-- start of Dataset --

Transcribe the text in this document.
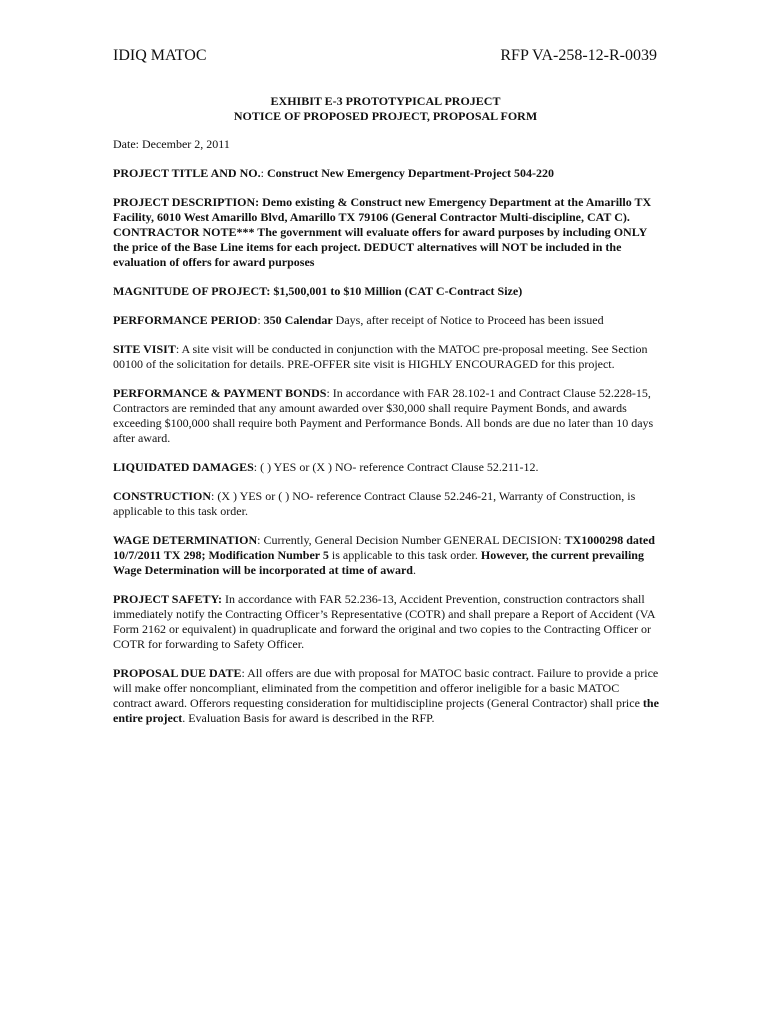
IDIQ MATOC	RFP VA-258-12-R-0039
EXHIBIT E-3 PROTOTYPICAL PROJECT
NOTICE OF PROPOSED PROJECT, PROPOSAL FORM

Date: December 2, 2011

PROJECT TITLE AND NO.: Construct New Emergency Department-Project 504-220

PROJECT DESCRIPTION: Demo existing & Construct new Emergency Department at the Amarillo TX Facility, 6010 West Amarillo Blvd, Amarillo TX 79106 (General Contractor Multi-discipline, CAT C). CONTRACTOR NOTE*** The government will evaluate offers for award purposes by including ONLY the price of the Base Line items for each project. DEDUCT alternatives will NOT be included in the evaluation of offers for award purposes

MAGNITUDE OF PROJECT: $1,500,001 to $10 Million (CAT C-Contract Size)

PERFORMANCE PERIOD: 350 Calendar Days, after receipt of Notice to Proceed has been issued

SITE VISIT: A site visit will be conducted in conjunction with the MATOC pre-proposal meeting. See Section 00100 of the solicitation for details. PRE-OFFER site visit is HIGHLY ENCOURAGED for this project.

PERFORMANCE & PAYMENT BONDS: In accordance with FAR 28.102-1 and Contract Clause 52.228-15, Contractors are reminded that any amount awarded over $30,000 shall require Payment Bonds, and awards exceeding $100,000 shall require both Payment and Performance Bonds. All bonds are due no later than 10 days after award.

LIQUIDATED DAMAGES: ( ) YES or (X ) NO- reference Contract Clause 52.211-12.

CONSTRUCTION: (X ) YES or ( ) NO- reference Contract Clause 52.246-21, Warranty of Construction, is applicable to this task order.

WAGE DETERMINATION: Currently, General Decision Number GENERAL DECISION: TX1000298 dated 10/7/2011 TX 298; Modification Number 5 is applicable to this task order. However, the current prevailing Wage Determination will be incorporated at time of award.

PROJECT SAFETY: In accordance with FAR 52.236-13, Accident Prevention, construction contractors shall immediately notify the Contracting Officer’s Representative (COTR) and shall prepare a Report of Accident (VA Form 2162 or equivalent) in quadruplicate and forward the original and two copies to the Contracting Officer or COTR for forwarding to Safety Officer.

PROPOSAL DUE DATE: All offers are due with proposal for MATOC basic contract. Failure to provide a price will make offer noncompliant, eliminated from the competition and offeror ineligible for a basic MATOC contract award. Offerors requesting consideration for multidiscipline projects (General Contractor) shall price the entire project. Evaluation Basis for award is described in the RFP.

-- end of Dataset --

Task to complete
Reproduce every entry word for word, but skip any pictures.

Response to this task
Transcribe the text in this document.
IDIQ MATOC	RFP VA-258-12-R-0039
EXHIBIT E-3 PROTOTYPICAL PROJECT
NOTICE OF PROPOSED PROJECT, PROPOSAL FORM

Date: December 2, 2011

PROJECT TITLE AND NO.: Construct New Emergency Department-Project 504-220

PROJECT DESCRIPTION: Demo existing & Construct new Emergency Department at the Amarillo TX Facility, 6010 West Amarillo Blvd, Amarillo TX 79106 (General Contractor Multi-discipline, CAT C). CONTRACTOR NOTE*** The government will evaluate offers for award purposes by including ONLY the price of the Base Line items for each project. DEDUCT alternatives will NOT be included in the evaluation of offers for award purposes

MAGNITUDE OF PROJECT: $1,500,001 to $10 Million (CAT C-Contract Size)

PERFORMANCE PERIOD: 350 Calendar Days, after receipt of Notice to Proceed has been issued

SITE VISIT: A site visit will be conducted in conjunction with the MATOC pre-proposal meeting. See Section 00100 of the solicitation for details. PRE-OFFER site visit is HIGHLY ENCOURAGED for this project.

PERFORMANCE & PAYMENT BONDS: In accordance with FAR 28.102-1 and Contract Clause 52.228-15, Contractors are reminded that any amount awarded over $30,000 shall require Payment Bonds, and awards exceeding $100,000 shall require both Payment and Performance Bonds. All bonds are due no later than 10 days after award.

LIQUIDATED DAMAGES: ( ) YES or (X ) NO- reference Contract Clause 52.211-12.

CONSTRUCTION: (X ) YES or ( ) NO- reference Contract Clause 52.246-21, Warranty of Construction, is applicable to this task order.

WAGE DETERMINATION: Currently, General Decision Number GENERAL DECISION: TX1000298 dated 10/7/2011 TX 298; Modification Number 5 is applicable to this task order. However, the current prevailing Wage Determination will be incorporated at time of award.

PROJECT SAFETY: In accordance with FAR 52.236-13, Accident Prevention, construction contractors shall immediately notify the Contracting Officer’s Representative (COTR) and shall prepare a Report of Accident (VA Form 2162 or equivalent) in quadruplicate and forward the original and two copies to the Contracting Officer or COTR for forwarding to Safety Officer.

PROPOSAL DUE DATE: All offers are due with proposal for MATOC basic contract. Failure to provide a price will make offer noncompliant, eliminated from the competition and offeror ineligible for a basic MATOC contract award. Offerors requesting consideration for multidiscipline projects (General Contractor) shall price the entire project. Evaluation Basis for award is described in the RFP.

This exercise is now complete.